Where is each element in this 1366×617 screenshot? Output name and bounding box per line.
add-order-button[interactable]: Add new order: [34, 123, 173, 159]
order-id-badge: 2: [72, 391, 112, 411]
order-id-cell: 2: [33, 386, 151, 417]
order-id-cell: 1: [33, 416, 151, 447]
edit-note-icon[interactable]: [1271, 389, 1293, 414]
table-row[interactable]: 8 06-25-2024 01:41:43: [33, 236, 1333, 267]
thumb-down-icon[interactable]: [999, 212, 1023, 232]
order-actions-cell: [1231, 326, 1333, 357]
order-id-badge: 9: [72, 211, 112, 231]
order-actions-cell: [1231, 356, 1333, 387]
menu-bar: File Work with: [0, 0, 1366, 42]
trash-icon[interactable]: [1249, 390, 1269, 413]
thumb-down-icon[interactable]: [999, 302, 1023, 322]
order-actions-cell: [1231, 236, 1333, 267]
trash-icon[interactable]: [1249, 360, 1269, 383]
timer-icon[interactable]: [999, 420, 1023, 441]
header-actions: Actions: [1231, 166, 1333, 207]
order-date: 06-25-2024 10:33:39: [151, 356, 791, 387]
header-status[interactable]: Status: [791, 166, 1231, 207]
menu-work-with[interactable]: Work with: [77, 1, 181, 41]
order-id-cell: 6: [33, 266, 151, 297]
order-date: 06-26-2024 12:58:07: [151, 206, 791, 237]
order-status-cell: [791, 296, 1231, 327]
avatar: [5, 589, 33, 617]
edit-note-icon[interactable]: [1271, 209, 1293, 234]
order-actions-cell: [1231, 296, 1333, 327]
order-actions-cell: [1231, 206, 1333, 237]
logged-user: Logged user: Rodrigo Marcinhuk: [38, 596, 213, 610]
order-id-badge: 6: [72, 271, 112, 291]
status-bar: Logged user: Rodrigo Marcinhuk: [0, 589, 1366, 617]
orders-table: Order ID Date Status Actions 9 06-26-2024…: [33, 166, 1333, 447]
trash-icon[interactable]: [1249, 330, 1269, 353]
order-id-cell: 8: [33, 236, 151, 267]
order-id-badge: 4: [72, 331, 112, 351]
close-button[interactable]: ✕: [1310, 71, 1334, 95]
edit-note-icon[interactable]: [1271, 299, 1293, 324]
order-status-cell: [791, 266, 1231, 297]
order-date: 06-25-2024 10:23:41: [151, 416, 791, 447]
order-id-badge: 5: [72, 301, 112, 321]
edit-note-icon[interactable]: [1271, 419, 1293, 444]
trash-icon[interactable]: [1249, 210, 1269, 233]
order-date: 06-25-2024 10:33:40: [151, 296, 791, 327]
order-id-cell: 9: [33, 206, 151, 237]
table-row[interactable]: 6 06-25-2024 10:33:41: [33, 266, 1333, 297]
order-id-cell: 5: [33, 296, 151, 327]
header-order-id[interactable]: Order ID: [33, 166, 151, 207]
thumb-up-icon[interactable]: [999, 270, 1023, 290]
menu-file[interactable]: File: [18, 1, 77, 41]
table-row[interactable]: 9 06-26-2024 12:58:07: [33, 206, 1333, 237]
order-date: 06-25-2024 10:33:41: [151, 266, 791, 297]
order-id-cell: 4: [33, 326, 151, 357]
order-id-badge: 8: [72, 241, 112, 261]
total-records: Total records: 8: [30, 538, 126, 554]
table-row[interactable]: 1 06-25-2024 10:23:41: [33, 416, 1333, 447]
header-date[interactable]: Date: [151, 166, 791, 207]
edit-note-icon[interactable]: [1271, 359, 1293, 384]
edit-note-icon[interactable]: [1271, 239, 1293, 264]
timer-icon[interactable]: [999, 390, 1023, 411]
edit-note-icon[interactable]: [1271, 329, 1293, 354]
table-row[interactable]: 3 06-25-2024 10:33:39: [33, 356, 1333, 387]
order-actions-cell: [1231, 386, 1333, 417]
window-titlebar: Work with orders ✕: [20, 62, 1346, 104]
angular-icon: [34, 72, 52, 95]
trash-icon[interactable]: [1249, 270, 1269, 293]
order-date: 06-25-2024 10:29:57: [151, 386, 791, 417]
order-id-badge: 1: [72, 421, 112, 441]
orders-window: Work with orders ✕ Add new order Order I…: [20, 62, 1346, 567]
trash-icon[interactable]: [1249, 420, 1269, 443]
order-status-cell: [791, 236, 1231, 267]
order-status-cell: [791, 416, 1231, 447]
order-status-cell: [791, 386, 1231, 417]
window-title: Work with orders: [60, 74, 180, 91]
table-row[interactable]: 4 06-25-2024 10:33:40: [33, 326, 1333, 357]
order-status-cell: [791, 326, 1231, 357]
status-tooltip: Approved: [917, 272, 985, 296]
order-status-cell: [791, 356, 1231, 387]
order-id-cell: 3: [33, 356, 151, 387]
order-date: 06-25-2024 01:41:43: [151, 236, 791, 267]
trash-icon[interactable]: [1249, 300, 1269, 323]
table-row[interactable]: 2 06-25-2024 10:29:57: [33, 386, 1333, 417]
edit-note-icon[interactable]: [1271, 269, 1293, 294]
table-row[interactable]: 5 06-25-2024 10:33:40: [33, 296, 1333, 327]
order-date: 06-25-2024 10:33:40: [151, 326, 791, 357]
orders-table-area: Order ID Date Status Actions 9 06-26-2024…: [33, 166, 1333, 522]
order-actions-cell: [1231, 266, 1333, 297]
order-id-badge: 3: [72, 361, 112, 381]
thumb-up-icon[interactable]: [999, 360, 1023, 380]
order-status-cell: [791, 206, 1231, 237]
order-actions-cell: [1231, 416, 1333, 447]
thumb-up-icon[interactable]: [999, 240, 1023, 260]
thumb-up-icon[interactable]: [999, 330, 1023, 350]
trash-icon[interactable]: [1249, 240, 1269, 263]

##############################

EXERCISE TASK
Turn every line of the records above into a numbered list, omitting any blank lines.

REPLY
1. Where is each element in this 1366×617 screenshot? Output name and bounding box per line.
2. add-order-button[interactable]: Add new order: [34, 123, 173, 159]
3. order-id-badge: 2: [72, 391, 112, 411]
4. order-id-cell: 2: [33, 386, 151, 417]
5. order-id-cell: 1: [33, 416, 151, 447]
6. edit-note-icon[interactable]: [1271, 389, 1293, 414]
7. table-row[interactable]: 8 06-25-2024 01:41:43: [33, 236, 1333, 267]
8. thumb-down-icon[interactable]: [999, 212, 1023, 232]
9. order-actions-cell: [1231, 326, 1333, 357]
10. order-id-badge: 9: [72, 211, 112, 231]
11. order-actions-cell: [1231, 356, 1333, 387]
12. menu-bar: File Work with: [0, 0, 1366, 42]
13. trash-icon[interactable]: [1249, 390, 1269, 413]
14. thumb-down-icon[interactable]: [999, 302, 1023, 322]
15. order-actions-cell: [1231, 236, 1333, 267]
16. trash-icon[interactable]: [1249, 360, 1269, 383]
17. timer-icon[interactable]: [999, 420, 1023, 441]
18. header-actions: Actions: [1231, 166, 1333, 207]
19. order-date: 06-25-2024 10:33:39: [151, 356, 791, 387]
20. header-status[interactable]: Status: [791, 166, 1231, 207]
21. menu-work-with[interactable]: Work with: [77, 1, 181, 41]
22. order-id-cell: 6: [33, 266, 151, 297]
23. order-date: 06-26-2024 12:58:07: [151, 206, 791, 237]
24. order-status-cell: [791, 296, 1231, 327]
25. avatar: [5, 589, 33, 617]
26. edit-note-icon[interactable]: [1271, 209, 1293, 234]
27. order-actions-cell: [1231, 296, 1333, 327]
28. order-actions-cell: [1231, 206, 1333, 237]
29. logged-user: Logged user: Rodrigo Marcinhuk: [38, 596, 213, 610]
30. order-id-badge: 6: [72, 271, 112, 291]
31. status-bar: Logged user: Rodrigo Marcinhuk: [0, 589, 1366, 617]
32. orders-table: Order ID Date Status Actions 9 06-26-2024…: [33, 166, 1333, 447]
33. trash-icon[interactable]: [1249, 330, 1269, 353]
34. order-id-cell: 8: [33, 236, 151, 267]
35. order-id-badge: 4: [72, 331, 112, 351]
36. close-button[interactable]: ✕: [1310, 71, 1334, 95]
37. edit-note-icon[interactable]: [1271, 299, 1293, 324]
38. order-status-cell: [791, 266, 1231, 297]
39. order-date: 06-25-2024 10:23:41: [151, 416, 791, 447]
40. order-id-badge: 5: [72, 301, 112, 321]
41. edit-note-icon[interactable]: [1271, 419, 1293, 444]
42. trash-icon[interactable]: [1249, 210, 1269, 233]
43. order-date: 06-25-2024 10:33:40: [151, 296, 791, 327]
44. order-id-cell: 9: [33, 206, 151, 237]
45. table-row[interactable]: 6 06-25-2024 10:33:41: [33, 266, 1333, 297]
46. order-id-cell: 5: [33, 296, 151, 327]
47. header-order-id[interactable]: Order ID: [33, 166, 151, 207]
48. thumb-up-icon[interactable]: [999, 270, 1023, 290]
49. menu-file[interactable]: File: [18, 1, 77, 41]
50. table-row[interactable]: 9 06-26-2024 12:58:07: [33, 206, 1333, 237]
51. order-date: 06-25-2024 10:33:41: [151, 266, 791, 297]
52. order-id-cell: 4: [33, 326, 151, 357]
53. order-id-badge: 8: [72, 241, 112, 261]
54. total-records: Total records: 8: [30, 538, 126, 554]
55. table-row[interactable]: 1 06-25-2024 10:23:41: [33, 416, 1333, 447]
56. header-date[interactable]: Date: [151, 166, 791, 207]
57. edit-note-icon[interactable]: [1271, 359, 1293, 384]
58. edit-note-icon[interactable]: [1271, 239, 1293, 264]
59. timer-icon[interactable]: [999, 390, 1023, 411]
60. edit-note-icon[interactable]: [1271, 329, 1293, 354]
61. table-row[interactable]: 3 06-25-2024 10:33:39: [33, 356, 1333, 387]
62. order-actions-cell: [1231, 386, 1333, 417]
63. window-titlebar: Work with orders ✕: [20, 62, 1346, 104]
64. angular-icon: [34, 72, 52, 95]
65. trash-icon[interactable]: [1249, 270, 1269, 293]
66. order-date: 06-25-2024 10:29:57: [151, 386, 791, 417]
67. order-id-badge: 1: [72, 421, 112, 441]
68. orders-window: Work with orders ✕ Add new order Order I…: [20, 62, 1346, 567]
69. trash-icon[interactable]: [1249, 420, 1269, 443]
70. order-status-cell: [791, 236, 1231, 267]
71. order-status-cell: [791, 416, 1231, 447]
72. order-status-cell: [791, 386, 1231, 417]
73. window-title: Work with orders: [60, 74, 180, 91]
74. table-row[interactable]: 4 06-25-2024 10:33:40: [33, 326, 1333, 357]
75. order-status-cell: [791, 326, 1231, 357]
76. status-tooltip: Approved: [917, 272, 985, 296]
77. order-status-cell: [791, 356, 1231, 387]
78. order-id-cell: 3: [33, 356, 151, 387]
79. order-date: 06-25-2024 01:41:43: [151, 236, 791, 267]
80. trash-icon[interactable]: [1249, 300, 1269, 323]
81. table-row[interactable]: 2 06-25-2024 10:29:57: [33, 386, 1333, 417]
82. edit-note-icon[interactable]: [1271, 269, 1293, 294]
83. table-row[interactable]: 5 06-25-2024 10:33:40: [33, 296, 1333, 327]
84. order-date: 06-25-2024 10:33:40: [151, 326, 791, 357]
85. orders-table-area: Order ID Date Status Actions 9 06-26-2024…: [33, 166, 1333, 522]
86. order-actions-cell: [1231, 266, 1333, 297]
87. order-id-badge: 3: [72, 361, 112, 381]
88. thumb-up-icon[interactable]: [999, 360, 1023, 380]
89. order-status-cell: [791, 206, 1231, 237]
90. order-actions-cell: [1231, 416, 1333, 447]
91. thumb-up-icon[interactable]: [999, 240, 1023, 260]
92. thumb-up-icon[interactable]: [999, 330, 1023, 350]
93. trash-icon[interactable]: [1249, 240, 1269, 263]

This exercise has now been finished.